::: MATERIAL SUPPLIED
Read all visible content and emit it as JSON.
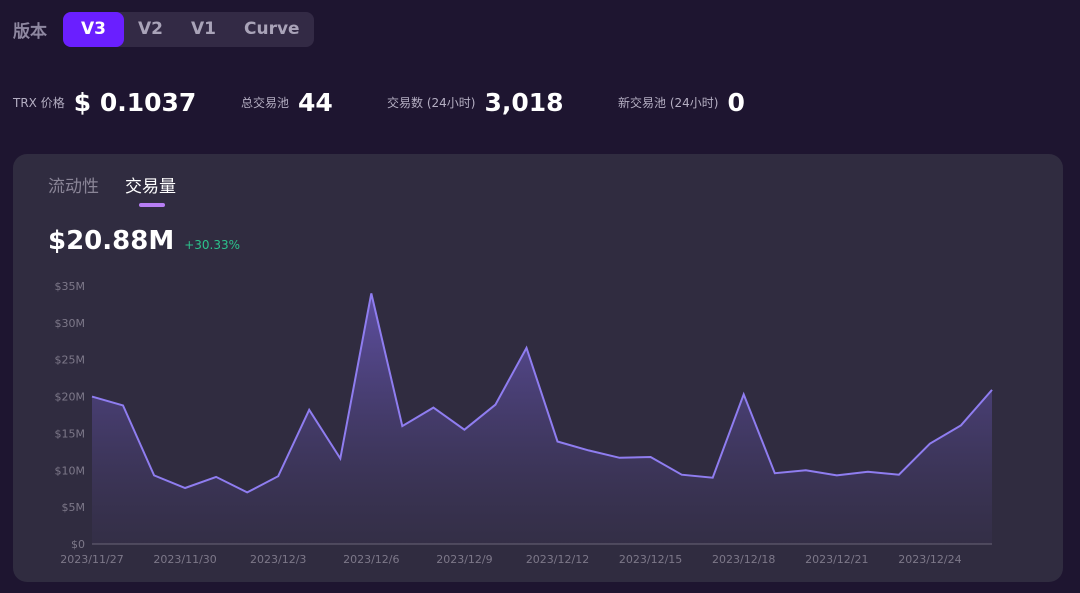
{
  "version": {
    "label": "版本",
    "tabs": [
      "V3",
      "V2",
      "V1",
      "Curve"
    ],
    "active": 0
  },
  "stats": [
    {
      "label": "TRX 价格",
      "value": "$ 0.1037"
    },
    {
      "label": "总交易池",
      "value": "44"
    },
    {
      "label": "交易数 (24小时)",
      "value": "3,018"
    },
    {
      "label": "新交易池 (24小时)",
      "value": "0"
    }
  ],
  "card": {
    "tabs": [
      "流动性",
      "交易量"
    ],
    "active_tab": 1,
    "headline_value": "$20.88M",
    "headline_change": "+30.33%"
  },
  "colors": {
    "accent": "#6a1fff",
    "line": "#8f7df0",
    "change_positive": "#2cc28c"
  },
  "chart_data": {
    "type": "area",
    "x": [
      "2023/11/27",
      "2023/11/28",
      "2023/11/29",
      "2023/11/30",
      "2023/12/1",
      "2023/12/2",
      "2023/12/3",
      "2023/12/4",
      "2023/12/5",
      "2023/12/6",
      "2023/12/7",
      "2023/12/8",
      "2023/12/9",
      "2023/12/10",
      "2023/12/11",
      "2023/12/12",
      "2023/12/13",
      "2023/12/14",
      "2023/12/15",
      "2023/12/16",
      "2023/12/17",
      "2023/12/18",
      "2023/12/19",
      "2023/12/20",
      "2023/12/21",
      "2023/12/22",
      "2023/12/23",
      "2023/12/24",
      "2023/12/25",
      "2023/12/26"
    ],
    "values": [
      20.0,
      18.8,
      9.3,
      7.6,
      9.1,
      7.0,
      9.2,
      18.2,
      11.6,
      34.0,
      16.0,
      18.5,
      15.5,
      18.9,
      26.6,
      13.9,
      12.7,
      11.7,
      11.8,
      9.4,
      9.0,
      20.3,
      9.6,
      10.0,
      9.3,
      9.8,
      9.4,
      13.6,
      16.1,
      20.9
    ],
    "x_tick_labels": [
      "2023/11/27",
      "2023/11/30",
      "2023/12/3",
      "2023/12/6",
      "2023/12/9",
      "2023/12/12",
      "2023/12/15",
      "2023/12/18",
      "2023/12/21",
      "2023/12/24"
    ],
    "y_tick_labels": [
      "$0",
      "$5M",
      "$10M",
      "$15M",
      "$20M",
      "$25M",
      "$30M",
      "$35M"
    ],
    "ylim": [
      0,
      35
    ],
    "grid": false,
    "legend": "none"
  }
}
::::::
# GIVEN TASK
Reproduce the whole listing above word for word, but not its pictures.

# RESULT OF THIS EXERCISE
Read all visible content and emit it as JSON.
{
  "version": {
    "label": "版本",
    "tabs": [
      "V3",
      "V2",
      "V1",
      "Curve"
    ],
    "active": 0
  },
  "stats": [
    {
      "label": "TRX 价格",
      "value": "$ 0.1037"
    },
    {
      "label": "总交易池",
      "value": "44"
    },
    {
      "label": "交易数 (24小时)",
      "value": "3,018"
    },
    {
      "label": "新交易池 (24小时)",
      "value": "0"
    }
  ],
  "card": {
    "tabs": [
      "流动性",
      "交易量"
    ],
    "active_tab": 1,
    "headline_value": "$20.88M",
    "headline_change": "+30.33%"
  },
  "colors": {
    "accent": "#6a1fff",
    "line": "#8f7df0",
    "change_positive": "#2cc28c"
  },
  "chart_data": {
    "type": "area",
    "x": [
      "2023/11/27",
      "2023/11/28",
      "2023/11/29",
      "2023/11/30",
      "2023/12/1",
      "2023/12/2",
      "2023/12/3",
      "2023/12/4",
      "2023/12/5",
      "2023/12/6",
      "2023/12/7",
      "2023/12/8",
      "2023/12/9",
      "2023/12/10",
      "2023/12/11",
      "2023/12/12",
      "2023/12/13",
      "2023/12/14",
      "2023/12/15",
      "2023/12/16",
      "2023/12/17",
      "2023/12/18",
      "2023/12/19",
      "2023/12/20",
      "2023/12/21",
      "2023/12/22",
      "2023/12/23",
      "2023/12/24",
      "2023/12/25",
      "2023/12/26"
    ],
    "values": [
      20.0,
      18.8,
      9.3,
      7.6,
      9.1,
      7.0,
      9.2,
      18.2,
      11.6,
      34.0,
      16.0,
      18.5,
      15.5,
      18.9,
      26.6,
      13.9,
      12.7,
      11.7,
      11.8,
      9.4,
      9.0,
      20.3,
      9.6,
      10.0,
      9.3,
      9.8,
      9.4,
      13.6,
      16.1,
      20.9
    ],
    "x_tick_labels": [
      "2023/11/27",
      "2023/11/30",
      "2023/12/3",
      "2023/12/6",
      "2023/12/9",
      "2023/12/12",
      "2023/12/15",
      "2023/12/18",
      "2023/12/21",
      "2023/12/24"
    ],
    "y_tick_labels": [
      "$0",
      "$5M",
      "$10M",
      "$15M",
      "$20M",
      "$25M",
      "$30M",
      "$35M"
    ],
    "ylim": [
      0,
      35
    ],
    "grid": false,
    "legend": "none"
  }
}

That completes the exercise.